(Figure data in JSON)
------------

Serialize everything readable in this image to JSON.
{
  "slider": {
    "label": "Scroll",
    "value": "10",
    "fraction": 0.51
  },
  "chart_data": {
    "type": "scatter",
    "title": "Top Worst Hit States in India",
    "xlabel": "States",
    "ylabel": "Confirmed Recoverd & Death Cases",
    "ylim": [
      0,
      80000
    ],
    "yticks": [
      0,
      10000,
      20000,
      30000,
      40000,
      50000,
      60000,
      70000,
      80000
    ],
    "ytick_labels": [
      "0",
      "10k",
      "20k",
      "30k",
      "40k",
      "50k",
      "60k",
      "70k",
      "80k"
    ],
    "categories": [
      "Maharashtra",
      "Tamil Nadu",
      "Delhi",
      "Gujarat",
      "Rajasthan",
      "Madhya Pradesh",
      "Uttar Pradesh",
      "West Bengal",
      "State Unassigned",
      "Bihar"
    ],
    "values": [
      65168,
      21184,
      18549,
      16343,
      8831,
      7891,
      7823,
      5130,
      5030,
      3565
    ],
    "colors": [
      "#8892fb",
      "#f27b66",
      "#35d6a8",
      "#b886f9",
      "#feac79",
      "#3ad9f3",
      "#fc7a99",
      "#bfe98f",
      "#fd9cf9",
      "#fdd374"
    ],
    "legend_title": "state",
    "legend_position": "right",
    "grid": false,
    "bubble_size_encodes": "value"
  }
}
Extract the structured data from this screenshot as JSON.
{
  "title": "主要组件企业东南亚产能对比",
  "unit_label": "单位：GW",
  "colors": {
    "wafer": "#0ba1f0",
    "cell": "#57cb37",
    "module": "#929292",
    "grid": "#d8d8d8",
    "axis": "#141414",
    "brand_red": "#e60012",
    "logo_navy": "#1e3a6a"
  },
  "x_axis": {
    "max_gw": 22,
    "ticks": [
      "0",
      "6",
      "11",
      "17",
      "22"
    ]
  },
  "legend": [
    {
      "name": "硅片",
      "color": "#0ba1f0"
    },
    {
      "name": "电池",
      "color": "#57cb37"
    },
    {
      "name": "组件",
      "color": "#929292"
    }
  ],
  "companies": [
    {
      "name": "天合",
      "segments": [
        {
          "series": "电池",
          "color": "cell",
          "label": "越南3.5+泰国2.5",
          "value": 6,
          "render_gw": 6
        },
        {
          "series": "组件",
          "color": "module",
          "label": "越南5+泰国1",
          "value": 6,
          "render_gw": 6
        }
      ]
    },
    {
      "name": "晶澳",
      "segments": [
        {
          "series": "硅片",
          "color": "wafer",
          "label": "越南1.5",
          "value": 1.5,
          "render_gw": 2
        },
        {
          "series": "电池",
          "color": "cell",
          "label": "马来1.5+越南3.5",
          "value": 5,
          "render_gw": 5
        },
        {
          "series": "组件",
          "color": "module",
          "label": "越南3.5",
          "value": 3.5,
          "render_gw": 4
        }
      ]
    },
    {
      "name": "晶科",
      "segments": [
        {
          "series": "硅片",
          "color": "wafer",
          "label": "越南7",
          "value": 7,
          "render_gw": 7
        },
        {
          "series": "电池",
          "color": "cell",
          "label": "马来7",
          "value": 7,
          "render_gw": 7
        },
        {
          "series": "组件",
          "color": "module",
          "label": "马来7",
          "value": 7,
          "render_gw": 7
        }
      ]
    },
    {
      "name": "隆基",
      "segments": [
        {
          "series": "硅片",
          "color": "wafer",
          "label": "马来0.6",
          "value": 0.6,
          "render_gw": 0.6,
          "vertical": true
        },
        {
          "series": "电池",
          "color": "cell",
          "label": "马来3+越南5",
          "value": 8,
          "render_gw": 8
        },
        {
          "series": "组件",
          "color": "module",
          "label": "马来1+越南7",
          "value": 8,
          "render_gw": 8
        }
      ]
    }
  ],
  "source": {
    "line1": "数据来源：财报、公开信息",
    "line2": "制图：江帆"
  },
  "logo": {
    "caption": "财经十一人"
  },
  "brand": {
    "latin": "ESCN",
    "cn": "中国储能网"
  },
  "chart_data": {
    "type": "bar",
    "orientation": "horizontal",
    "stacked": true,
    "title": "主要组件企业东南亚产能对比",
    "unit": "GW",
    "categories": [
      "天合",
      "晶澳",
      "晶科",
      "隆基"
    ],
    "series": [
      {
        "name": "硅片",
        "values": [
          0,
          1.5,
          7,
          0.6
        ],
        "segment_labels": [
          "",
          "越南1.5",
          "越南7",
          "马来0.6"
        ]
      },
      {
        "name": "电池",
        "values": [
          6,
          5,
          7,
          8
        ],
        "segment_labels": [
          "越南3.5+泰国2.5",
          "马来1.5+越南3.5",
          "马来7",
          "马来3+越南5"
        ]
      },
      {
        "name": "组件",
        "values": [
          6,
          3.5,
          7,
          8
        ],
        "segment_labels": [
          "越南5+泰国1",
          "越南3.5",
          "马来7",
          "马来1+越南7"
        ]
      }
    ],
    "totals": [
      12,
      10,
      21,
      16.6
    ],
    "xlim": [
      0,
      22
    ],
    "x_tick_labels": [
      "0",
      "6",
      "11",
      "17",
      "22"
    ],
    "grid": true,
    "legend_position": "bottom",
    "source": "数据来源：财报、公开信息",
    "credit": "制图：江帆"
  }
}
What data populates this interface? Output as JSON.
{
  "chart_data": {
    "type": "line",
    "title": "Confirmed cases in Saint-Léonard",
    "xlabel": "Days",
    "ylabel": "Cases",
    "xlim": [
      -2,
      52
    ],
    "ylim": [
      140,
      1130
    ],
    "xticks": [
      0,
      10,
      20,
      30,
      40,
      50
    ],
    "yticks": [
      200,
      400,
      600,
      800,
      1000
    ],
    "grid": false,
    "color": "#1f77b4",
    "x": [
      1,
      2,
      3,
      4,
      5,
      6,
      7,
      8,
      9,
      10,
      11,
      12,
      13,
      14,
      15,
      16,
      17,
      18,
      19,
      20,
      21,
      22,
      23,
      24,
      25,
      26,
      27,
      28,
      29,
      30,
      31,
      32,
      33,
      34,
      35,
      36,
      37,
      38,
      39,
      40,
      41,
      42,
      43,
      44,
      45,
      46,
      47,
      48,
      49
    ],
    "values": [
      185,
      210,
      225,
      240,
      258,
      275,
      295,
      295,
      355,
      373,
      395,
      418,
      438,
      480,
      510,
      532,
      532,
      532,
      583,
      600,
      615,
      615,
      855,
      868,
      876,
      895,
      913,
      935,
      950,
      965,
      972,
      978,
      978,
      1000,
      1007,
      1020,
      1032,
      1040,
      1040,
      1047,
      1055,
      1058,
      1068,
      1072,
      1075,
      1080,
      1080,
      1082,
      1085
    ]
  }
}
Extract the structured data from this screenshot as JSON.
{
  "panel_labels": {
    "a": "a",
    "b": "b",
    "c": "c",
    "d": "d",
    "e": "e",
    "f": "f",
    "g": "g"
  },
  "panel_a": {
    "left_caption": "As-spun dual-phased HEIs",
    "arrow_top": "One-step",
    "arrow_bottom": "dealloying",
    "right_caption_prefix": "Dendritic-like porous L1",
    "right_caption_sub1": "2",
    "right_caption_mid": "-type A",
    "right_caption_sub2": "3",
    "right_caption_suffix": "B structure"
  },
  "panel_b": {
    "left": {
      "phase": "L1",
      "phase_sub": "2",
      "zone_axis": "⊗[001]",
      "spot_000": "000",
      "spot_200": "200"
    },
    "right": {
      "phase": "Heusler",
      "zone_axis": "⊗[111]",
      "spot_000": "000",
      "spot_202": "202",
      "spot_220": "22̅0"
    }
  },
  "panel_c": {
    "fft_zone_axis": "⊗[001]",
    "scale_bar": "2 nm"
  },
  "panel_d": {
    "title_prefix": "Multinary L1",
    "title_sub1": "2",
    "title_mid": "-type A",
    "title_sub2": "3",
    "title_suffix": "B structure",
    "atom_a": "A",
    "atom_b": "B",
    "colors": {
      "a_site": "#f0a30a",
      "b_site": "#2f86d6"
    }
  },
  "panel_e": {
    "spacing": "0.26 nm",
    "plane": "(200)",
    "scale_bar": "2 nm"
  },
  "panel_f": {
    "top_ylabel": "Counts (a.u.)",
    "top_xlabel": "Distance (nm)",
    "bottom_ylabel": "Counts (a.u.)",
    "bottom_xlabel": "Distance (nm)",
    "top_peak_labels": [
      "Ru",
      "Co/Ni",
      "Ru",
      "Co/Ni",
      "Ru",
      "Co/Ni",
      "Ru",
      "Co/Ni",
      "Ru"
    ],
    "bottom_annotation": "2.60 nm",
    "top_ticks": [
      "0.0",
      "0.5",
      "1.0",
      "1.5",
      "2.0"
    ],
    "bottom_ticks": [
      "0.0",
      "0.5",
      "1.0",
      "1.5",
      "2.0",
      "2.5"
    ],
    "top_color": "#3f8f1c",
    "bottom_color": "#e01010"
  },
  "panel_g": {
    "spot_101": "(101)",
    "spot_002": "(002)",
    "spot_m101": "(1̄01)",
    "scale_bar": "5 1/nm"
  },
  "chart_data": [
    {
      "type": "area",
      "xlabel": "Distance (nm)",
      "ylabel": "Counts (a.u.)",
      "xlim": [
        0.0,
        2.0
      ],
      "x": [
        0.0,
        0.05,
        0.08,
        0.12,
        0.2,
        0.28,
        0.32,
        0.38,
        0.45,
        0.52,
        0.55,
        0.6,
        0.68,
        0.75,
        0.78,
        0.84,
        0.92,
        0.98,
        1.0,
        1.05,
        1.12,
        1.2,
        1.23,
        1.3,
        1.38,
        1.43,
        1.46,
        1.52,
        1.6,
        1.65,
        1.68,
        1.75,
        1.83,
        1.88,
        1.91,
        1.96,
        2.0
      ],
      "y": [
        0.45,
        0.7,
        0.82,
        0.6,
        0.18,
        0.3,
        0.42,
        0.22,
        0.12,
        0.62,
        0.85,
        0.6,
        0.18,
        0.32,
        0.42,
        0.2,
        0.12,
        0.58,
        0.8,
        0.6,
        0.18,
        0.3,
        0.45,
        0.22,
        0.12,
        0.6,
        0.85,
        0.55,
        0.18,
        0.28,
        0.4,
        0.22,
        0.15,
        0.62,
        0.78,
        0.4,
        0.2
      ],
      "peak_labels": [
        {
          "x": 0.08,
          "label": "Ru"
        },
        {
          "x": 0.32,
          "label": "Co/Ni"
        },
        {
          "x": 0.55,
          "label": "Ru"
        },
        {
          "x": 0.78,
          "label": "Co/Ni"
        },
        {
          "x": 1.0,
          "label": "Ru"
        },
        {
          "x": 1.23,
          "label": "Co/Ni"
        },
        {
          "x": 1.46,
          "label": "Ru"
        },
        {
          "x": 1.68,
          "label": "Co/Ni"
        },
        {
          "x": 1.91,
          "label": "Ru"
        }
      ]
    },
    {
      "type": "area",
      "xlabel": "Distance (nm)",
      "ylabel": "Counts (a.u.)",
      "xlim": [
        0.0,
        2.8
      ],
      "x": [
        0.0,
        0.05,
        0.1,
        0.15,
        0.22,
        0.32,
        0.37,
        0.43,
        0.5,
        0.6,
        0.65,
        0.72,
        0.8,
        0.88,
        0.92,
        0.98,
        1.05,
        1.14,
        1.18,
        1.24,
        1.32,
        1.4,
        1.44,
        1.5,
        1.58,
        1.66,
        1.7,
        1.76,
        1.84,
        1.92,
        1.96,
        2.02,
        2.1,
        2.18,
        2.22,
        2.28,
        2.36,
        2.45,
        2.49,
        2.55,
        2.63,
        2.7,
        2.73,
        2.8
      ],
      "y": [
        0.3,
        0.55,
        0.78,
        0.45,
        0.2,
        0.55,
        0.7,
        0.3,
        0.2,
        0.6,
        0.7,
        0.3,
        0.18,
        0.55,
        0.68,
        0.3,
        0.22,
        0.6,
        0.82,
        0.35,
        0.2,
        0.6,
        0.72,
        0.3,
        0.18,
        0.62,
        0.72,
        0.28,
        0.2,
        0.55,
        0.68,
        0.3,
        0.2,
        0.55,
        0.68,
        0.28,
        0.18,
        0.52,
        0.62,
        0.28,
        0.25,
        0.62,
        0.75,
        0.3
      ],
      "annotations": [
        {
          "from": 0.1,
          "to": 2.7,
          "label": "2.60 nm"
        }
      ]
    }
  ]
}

------------

| THE PROBLEM |
Report back each line of the entries that holds the string "Confirmed".

| WORKED SOLUTION |
    "ylabel": "Confirmed Recoverd & Death Cases",
    "title": "Confirmed cases in Saint-Léonard",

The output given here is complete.